WHAT THE TASK REQUIRES - Set down the data below without change, skipping the pictures it holds.

[Records excerpted from a collection]
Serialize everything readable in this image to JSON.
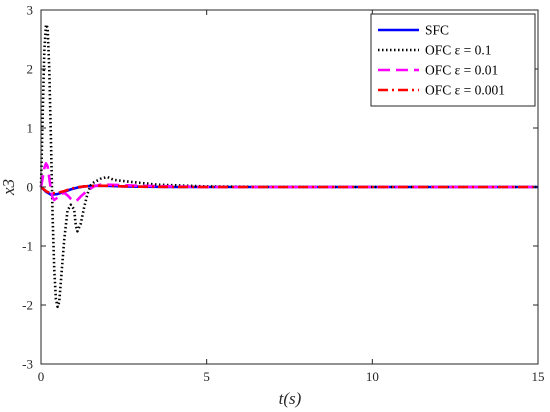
{
  "chart_data": {
    "type": "line",
    "xlabel": "t(s)",
    "ylabel": "x3",
    "xlim": [
      0,
      15
    ],
    "ylim": [
      -3,
      3
    ],
    "x_ticks": [
      0,
      5,
      10,
      15
    ],
    "y_ticks": [
      -3,
      -2,
      -1,
      0,
      1,
      2,
      3
    ],
    "grid": false,
    "legend_position": "top-right",
    "series": [
      {
        "name": "SFC",
        "legend_text": "SFC",
        "color": "#0000ff",
        "dash": "solid",
        "x": [
          0,
          0.15,
          0.3,
          0.5,
          0.7,
          0.9,
          1.1,
          1.3,
          1.6,
          2.0,
          2.5,
          3.0,
          4.0,
          5.0,
          7.0,
          10.0,
          15.0
        ],
        "y": [
          0,
          -0.08,
          -0.13,
          -0.12,
          -0.08,
          -0.04,
          -0.01,
          0.01,
          0.02,
          0.02,
          0.01,
          0.005,
          0,
          0,
          0,
          0,
          0
        ]
      },
      {
        "name": "OFC ε = 0.1",
        "legend_text": "OFC ε = 0.1",
        "color": "#000000",
        "dash": "dotted",
        "x": [
          0,
          0.05,
          0.1,
          0.15,
          0.2,
          0.25,
          0.3,
          0.35,
          0.4,
          0.45,
          0.5,
          0.55,
          0.6,
          0.7,
          0.8,
          0.9,
          1.0,
          1.05,
          1.1,
          1.2,
          1.3,
          1.4,
          1.5,
          1.6,
          1.8,
          2.0,
          2.2,
          2.5,
          3.0,
          3.5,
          4.0,
          4.5,
          5.0,
          6.0,
          8.0,
          10.0,
          15.0
        ],
        "y": [
          0,
          1.2,
          2.3,
          2.75,
          2.7,
          2.0,
          0.8,
          -0.5,
          -1.4,
          -1.9,
          -2.03,
          -1.95,
          -1.6,
          -0.9,
          -0.4,
          -0.3,
          -0.38,
          -0.65,
          -0.75,
          -0.62,
          -0.35,
          -0.12,
          0.03,
          0.08,
          0.14,
          0.17,
          0.12,
          0.1,
          0.07,
          0.04,
          0.03,
          0.02,
          0.01,
          0.005,
          0,
          0,
          0
        ]
      },
      {
        "name": "OFC ε = 0.01",
        "legend_text": "OFC ε = 0.01",
        "color": "#ff00ff",
        "dash": "dashed",
        "x": [
          0,
          0.05,
          0.1,
          0.15,
          0.2,
          0.25,
          0.3,
          0.35,
          0.4,
          0.5,
          0.6,
          0.7,
          0.8,
          0.9,
          1.0,
          1.1,
          1.2,
          1.4,
          1.6,
          1.8,
          2.0,
          2.5,
          3.0,
          4.0,
          5.0,
          7.0,
          10.0,
          15.0
        ],
        "y": [
          0,
          0.15,
          0.32,
          0.4,
          0.35,
          0.15,
          -0.05,
          -0.18,
          -0.22,
          -0.18,
          -0.12,
          -0.1,
          -0.14,
          -0.2,
          -0.24,
          -0.22,
          -0.16,
          -0.06,
          0.01,
          0.04,
          0.04,
          0.03,
          0.02,
          0.01,
          0,
          0,
          0,
          0
        ]
      },
      {
        "name": "OFC ε = 0.001",
        "legend_text": "OFC ε = 0.001",
        "color": "#ff0000",
        "dash": "dashdot",
        "x": [
          0,
          0.15,
          0.3,
          0.5,
          0.7,
          0.9,
          1.1,
          1.3,
          1.6,
          2.0,
          2.5,
          3.0,
          4.0,
          5.0,
          7.0,
          10.0,
          15.0
        ],
        "y": [
          0,
          -0.07,
          -0.11,
          -0.1,
          -0.07,
          -0.03,
          -0.005,
          0.01,
          0.02,
          0.02,
          0.01,
          0.005,
          0,
          0,
          0,
          0,
          0
        ]
      }
    ]
  }
}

RESULT FOR THIS TASK -
Serialize everything readable in this image to JSON.
{
  "chart_data": {
    "type": "line",
    "xlabel": "t(s)",
    "ylabel": "x3",
    "xlim": [
      0,
      15
    ],
    "ylim": [
      -3,
      3
    ],
    "x_ticks": [
      0,
      5,
      10,
      15
    ],
    "y_ticks": [
      -3,
      -2,
      -1,
      0,
      1,
      2,
      3
    ],
    "grid": false,
    "legend_position": "top-right",
    "series": [
      {
        "name": "SFC",
        "legend_text": "SFC",
        "color": "#0000ff",
        "dash": "solid",
        "x": [
          0,
          0.15,
          0.3,
          0.5,
          0.7,
          0.9,
          1.1,
          1.3,
          1.6,
          2.0,
          2.5,
          3.0,
          4.0,
          5.0,
          7.0,
          10.0,
          15.0
        ],
        "y": [
          0,
          -0.08,
          -0.13,
          -0.12,
          -0.08,
          -0.04,
          -0.01,
          0.01,
          0.02,
          0.02,
          0.01,
          0.005,
          0,
          0,
          0,
          0,
          0
        ]
      },
      {
        "name": "OFC ε = 0.1",
        "legend_text": "OFC ε = 0.1",
        "color": "#000000",
        "dash": "dotted",
        "x": [
          0,
          0.05,
          0.1,
          0.15,
          0.2,
          0.25,
          0.3,
          0.35,
          0.4,
          0.45,
          0.5,
          0.55,
          0.6,
          0.7,
          0.8,
          0.9,
          1.0,
          1.05,
          1.1,
          1.2,
          1.3,
          1.4,
          1.5,
          1.6,
          1.8,
          2.0,
          2.2,
          2.5,
          3.0,
          3.5,
          4.0,
          4.5,
          5.0,
          6.0,
          8.0,
          10.0,
          15.0
        ],
        "y": [
          0,
          1.2,
          2.3,
          2.75,
          2.7,
          2.0,
          0.8,
          -0.5,
          -1.4,
          -1.9,
          -2.03,
          -1.95,
          -1.6,
          -0.9,
          -0.4,
          -0.3,
          -0.38,
          -0.65,
          -0.75,
          -0.62,
          -0.35,
          -0.12,
          0.03,
          0.08,
          0.14,
          0.17,
          0.12,
          0.1,
          0.07,
          0.04,
          0.03,
          0.02,
          0.01,
          0.005,
          0,
          0,
          0
        ]
      },
      {
        "name": "OFC ε = 0.01",
        "legend_text": "OFC ε = 0.01",
        "color": "#ff00ff",
        "dash": "dashed",
        "x": [
          0,
          0.05,
          0.1,
          0.15,
          0.2,
          0.25,
          0.3,
          0.35,
          0.4,
          0.5,
          0.6,
          0.7,
          0.8,
          0.9,
          1.0,
          1.1,
          1.2,
          1.4,
          1.6,
          1.8,
          2.0,
          2.5,
          3.0,
          4.0,
          5.0,
          7.0,
          10.0,
          15.0
        ],
        "y": [
          0,
          0.15,
          0.32,
          0.4,
          0.35,
          0.15,
          -0.05,
          -0.18,
          -0.22,
          -0.18,
          -0.12,
          -0.1,
          -0.14,
          -0.2,
          -0.24,
          -0.22,
          -0.16,
          -0.06,
          0.01,
          0.04,
          0.04,
          0.03,
          0.02,
          0.01,
          0,
          0,
          0,
          0
        ]
      },
      {
        "name": "OFC ε = 0.001",
        "legend_text": "OFC ε = 0.001",
        "color": "#ff0000",
        "dash": "dashdot",
        "x": [
          0,
          0.15,
          0.3,
          0.5,
          0.7,
          0.9,
          1.1,
          1.3,
          1.6,
          2.0,
          2.5,
          3.0,
          4.0,
          5.0,
          7.0,
          10.0,
          15.0
        ],
        "y": [
          0,
          -0.07,
          -0.11,
          -0.1,
          -0.07,
          -0.03,
          -0.005,
          0.01,
          0.02,
          0.02,
          0.01,
          0.005,
          0,
          0,
          0,
          0,
          0
        ]
      }
    ]
  }
}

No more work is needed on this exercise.